**WORK INSTRUCTIONS:** Output, with no changes, the span of lines that opens with the line containing "Output a JSON" and closes with the last line.

**** RECORDS FOR THIS EXERCISE

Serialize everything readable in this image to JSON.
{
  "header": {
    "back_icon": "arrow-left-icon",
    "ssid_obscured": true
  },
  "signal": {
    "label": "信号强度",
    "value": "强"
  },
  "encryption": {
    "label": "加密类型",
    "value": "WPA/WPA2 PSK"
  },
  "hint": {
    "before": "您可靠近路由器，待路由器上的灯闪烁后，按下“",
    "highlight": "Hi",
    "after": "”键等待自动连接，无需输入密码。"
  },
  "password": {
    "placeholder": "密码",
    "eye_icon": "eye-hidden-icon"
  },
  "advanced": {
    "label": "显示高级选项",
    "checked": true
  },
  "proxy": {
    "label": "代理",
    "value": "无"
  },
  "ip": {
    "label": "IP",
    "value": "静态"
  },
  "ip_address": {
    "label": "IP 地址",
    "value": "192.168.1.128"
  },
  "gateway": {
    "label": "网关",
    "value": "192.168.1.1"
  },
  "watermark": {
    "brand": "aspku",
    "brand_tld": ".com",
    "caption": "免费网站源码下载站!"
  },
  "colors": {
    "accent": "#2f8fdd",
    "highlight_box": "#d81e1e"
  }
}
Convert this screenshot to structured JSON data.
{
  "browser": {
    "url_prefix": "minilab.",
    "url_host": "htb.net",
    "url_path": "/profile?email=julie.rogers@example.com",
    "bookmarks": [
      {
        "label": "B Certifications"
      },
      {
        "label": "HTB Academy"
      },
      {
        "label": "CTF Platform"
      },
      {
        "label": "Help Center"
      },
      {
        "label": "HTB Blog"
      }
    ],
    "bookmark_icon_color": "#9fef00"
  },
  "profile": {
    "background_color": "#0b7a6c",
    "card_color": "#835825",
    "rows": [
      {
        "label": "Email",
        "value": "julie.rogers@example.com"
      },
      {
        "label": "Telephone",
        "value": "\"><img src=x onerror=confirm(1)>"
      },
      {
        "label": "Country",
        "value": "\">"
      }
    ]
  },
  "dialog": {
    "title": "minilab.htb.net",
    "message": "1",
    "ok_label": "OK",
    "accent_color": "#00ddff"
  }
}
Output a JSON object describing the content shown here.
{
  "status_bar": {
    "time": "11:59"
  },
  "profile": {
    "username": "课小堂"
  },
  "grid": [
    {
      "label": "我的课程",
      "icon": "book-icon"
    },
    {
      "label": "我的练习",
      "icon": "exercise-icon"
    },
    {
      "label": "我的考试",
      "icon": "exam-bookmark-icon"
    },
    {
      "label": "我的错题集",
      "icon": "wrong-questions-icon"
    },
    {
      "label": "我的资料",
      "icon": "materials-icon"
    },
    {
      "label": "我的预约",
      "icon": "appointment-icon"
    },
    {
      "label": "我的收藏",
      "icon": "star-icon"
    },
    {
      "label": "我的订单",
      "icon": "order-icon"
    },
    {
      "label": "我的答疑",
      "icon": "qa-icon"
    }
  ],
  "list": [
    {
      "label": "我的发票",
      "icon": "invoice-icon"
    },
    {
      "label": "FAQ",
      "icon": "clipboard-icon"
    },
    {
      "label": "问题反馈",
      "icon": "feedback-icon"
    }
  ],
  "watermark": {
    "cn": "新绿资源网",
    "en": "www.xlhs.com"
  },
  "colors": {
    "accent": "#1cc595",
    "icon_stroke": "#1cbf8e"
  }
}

********

**ANSWER FOR THIS EXERCISE:**
Output a JSON object describing the content shown here.
{
  "status_bar": {
    "time": "11:59"
  },
  "profile": {
    "username": "课小堂"
  },
  "grid": [
    {
      "label": "我的课程",
      "icon": "book-icon"
    },
    {
      "label": "我的练习",
      "icon": "exercise-icon"
    },
    {
      "label": "我的考试",
      "icon": "exam-bookmark-icon"
    },
    {
      "label": "我的错题集",
      "icon": "wrong-questions-icon"
    },
    {
      "label": "我的资料",
      "icon": "materials-icon"
    },
    {
      "label": "我的预约",
      "icon": "appointment-icon"
    },
    {
      "label": "我的收藏",
      "icon": "star-icon"
    },
    {
      "label": "我的订单",
      "icon": "order-icon"
    },
    {
      "label": "我的答疑",
      "icon": "qa-icon"
    }
  ],
  "list": [
    {
      "label": "我的发票",
      "icon": "invoice-icon"
    },
    {
      "label": "FAQ",
      "icon": "clipboard-icon"
    },
    {
      "label": "问题反馈",
      "icon": "feedback-icon"
    }
  ],
  "watermark": {
    "cn": "新绿资源网",
    "en": "www.xlhs.com"
  },
  "colors": {
    "accent": "#1cc595",
    "icon_stroke": "#1cbf8e"
  }
}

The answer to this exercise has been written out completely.